[Data entries for graphics]:
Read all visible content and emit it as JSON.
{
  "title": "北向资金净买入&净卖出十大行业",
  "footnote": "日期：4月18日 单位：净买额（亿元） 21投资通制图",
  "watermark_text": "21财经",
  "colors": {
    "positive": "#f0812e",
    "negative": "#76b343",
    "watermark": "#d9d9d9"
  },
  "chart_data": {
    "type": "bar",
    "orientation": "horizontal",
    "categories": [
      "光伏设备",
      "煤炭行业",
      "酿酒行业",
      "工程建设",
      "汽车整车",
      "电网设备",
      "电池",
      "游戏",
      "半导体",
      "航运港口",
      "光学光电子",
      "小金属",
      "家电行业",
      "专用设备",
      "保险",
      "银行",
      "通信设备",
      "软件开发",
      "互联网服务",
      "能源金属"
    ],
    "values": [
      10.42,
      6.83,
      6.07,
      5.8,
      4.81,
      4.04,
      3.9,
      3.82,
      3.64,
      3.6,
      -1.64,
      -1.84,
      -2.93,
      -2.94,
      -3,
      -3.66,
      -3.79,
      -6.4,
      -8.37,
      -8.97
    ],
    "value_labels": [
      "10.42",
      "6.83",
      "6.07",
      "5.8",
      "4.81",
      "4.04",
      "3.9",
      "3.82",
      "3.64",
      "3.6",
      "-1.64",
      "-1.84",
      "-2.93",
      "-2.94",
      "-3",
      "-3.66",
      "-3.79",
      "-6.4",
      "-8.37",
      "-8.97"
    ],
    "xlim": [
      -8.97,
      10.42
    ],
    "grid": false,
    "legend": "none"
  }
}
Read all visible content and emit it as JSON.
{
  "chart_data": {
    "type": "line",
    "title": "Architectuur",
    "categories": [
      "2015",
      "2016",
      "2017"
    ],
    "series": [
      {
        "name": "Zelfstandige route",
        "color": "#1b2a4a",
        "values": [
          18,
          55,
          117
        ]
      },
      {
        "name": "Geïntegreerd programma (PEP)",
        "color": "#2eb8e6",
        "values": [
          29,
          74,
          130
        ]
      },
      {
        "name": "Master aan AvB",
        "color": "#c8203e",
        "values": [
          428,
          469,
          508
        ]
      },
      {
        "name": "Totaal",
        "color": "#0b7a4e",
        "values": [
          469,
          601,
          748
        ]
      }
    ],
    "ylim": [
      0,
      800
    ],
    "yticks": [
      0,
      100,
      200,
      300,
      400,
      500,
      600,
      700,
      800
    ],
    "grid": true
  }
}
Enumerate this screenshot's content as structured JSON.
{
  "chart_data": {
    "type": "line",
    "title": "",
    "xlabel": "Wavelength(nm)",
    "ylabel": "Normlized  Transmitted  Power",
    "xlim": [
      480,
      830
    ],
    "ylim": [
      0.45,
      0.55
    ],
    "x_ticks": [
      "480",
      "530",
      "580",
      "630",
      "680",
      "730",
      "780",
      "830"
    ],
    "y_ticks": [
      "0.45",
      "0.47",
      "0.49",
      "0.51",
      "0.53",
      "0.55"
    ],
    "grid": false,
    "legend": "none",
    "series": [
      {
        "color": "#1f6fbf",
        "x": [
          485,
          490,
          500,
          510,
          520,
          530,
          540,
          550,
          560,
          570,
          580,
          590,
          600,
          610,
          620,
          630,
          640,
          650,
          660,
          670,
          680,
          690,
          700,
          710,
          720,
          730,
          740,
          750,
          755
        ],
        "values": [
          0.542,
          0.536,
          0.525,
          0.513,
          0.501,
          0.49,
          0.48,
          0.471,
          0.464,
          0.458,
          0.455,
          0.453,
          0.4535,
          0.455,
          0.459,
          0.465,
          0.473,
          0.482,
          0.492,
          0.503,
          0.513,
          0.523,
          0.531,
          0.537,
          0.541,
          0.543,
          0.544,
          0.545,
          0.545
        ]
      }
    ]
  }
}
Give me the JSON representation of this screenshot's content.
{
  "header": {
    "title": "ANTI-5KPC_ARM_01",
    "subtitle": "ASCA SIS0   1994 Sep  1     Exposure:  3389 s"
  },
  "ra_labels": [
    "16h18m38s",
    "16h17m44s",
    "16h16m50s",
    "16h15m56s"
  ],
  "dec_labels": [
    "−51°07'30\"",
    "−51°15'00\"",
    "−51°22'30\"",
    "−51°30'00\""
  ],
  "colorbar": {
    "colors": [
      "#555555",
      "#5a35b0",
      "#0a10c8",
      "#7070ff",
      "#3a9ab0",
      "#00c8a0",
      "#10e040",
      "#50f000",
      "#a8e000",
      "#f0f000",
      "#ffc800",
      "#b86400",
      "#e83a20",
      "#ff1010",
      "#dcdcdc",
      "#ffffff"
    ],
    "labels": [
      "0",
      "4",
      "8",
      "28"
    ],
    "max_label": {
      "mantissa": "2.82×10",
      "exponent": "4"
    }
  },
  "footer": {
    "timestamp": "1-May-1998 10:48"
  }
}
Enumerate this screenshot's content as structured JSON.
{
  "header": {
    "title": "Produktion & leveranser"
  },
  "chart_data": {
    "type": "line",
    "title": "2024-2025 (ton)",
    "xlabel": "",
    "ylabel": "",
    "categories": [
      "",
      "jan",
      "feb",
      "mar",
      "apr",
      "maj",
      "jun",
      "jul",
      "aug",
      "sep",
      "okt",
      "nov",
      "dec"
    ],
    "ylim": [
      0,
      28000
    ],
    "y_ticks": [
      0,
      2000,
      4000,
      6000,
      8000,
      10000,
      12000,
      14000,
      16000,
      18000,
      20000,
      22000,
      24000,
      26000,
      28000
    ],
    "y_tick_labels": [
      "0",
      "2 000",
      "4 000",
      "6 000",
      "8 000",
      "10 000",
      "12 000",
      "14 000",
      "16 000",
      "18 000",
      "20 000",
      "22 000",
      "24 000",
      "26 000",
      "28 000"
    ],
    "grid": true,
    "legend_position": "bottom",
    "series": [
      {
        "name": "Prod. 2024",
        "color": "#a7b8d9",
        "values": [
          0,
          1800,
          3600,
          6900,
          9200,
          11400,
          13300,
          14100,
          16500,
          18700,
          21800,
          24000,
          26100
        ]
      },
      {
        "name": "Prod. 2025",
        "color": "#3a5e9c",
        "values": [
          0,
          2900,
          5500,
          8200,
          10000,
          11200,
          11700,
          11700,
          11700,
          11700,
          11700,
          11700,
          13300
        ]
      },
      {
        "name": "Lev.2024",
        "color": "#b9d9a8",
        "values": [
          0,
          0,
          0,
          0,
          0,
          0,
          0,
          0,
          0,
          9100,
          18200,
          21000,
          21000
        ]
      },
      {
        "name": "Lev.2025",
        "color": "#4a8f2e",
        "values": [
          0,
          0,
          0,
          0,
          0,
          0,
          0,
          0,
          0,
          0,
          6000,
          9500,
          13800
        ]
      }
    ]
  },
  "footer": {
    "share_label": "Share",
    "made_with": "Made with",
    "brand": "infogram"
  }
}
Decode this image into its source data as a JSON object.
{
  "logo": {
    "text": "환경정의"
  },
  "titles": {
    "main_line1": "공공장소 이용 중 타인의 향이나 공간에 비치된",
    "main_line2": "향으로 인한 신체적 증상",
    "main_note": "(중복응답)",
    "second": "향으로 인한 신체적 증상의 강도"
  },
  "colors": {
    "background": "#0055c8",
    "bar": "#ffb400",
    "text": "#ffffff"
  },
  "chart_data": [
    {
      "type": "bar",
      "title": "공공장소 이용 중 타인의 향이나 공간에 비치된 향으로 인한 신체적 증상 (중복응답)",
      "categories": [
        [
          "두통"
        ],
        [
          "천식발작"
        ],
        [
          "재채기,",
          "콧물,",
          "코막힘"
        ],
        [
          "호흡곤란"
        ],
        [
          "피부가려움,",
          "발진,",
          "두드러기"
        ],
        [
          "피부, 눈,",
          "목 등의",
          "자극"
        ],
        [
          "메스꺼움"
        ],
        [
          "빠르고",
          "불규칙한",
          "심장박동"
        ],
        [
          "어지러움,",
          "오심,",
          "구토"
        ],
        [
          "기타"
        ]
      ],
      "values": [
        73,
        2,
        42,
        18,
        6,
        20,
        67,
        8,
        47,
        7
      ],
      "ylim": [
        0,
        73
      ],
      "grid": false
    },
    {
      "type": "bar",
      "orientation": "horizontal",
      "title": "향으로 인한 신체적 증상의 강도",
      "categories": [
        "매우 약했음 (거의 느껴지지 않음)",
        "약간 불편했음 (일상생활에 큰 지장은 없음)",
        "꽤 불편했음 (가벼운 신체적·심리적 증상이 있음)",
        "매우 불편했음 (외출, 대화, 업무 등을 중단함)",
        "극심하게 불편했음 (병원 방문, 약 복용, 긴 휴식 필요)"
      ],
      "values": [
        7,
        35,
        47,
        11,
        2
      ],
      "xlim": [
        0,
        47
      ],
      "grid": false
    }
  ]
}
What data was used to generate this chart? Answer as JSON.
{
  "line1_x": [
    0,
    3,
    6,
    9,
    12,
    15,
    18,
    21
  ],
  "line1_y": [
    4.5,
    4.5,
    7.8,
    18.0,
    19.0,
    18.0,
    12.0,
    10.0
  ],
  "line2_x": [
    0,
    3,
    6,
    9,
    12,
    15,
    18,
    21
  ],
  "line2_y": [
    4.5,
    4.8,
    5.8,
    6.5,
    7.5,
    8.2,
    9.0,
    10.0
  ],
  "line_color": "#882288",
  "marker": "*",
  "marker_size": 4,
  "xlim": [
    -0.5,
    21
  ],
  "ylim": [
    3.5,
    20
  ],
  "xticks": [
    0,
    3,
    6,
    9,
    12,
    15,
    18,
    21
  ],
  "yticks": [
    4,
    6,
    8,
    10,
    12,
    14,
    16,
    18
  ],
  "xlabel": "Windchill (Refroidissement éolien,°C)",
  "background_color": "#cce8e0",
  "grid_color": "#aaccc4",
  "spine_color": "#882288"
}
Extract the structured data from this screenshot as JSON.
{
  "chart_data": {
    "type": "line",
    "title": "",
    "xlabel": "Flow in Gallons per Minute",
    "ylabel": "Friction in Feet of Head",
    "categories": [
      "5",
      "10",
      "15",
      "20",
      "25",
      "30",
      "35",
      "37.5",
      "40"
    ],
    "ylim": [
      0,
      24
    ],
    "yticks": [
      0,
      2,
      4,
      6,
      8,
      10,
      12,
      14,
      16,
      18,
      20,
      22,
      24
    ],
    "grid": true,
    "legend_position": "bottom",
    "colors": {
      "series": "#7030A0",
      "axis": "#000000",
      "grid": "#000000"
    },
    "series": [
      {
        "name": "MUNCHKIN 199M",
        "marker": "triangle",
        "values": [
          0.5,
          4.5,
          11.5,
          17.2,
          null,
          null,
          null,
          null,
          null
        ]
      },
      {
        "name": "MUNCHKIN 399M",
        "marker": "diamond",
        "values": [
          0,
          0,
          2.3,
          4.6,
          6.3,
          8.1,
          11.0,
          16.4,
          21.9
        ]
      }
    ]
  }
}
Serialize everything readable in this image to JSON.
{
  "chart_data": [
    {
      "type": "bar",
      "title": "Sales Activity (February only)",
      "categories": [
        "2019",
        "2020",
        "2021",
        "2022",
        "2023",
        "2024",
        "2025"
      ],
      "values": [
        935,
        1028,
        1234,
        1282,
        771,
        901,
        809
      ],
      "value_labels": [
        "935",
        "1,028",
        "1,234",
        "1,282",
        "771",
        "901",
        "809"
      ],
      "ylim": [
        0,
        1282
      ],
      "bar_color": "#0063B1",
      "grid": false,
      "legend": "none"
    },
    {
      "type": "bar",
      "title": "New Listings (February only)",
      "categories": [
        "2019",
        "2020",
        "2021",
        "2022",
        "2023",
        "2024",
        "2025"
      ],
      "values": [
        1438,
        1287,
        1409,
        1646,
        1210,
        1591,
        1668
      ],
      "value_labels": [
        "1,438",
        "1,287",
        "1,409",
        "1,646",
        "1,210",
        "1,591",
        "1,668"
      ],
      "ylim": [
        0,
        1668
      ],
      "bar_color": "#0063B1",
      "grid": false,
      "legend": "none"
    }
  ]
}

[WHAT THE TASK ASKS]: Read the entries and select each line where the word "only" is found.

[SOLUTION TO THIS PROBLEM]:
      "title": "Sales Activity (February only)",
      "title": "New Listings (February only)",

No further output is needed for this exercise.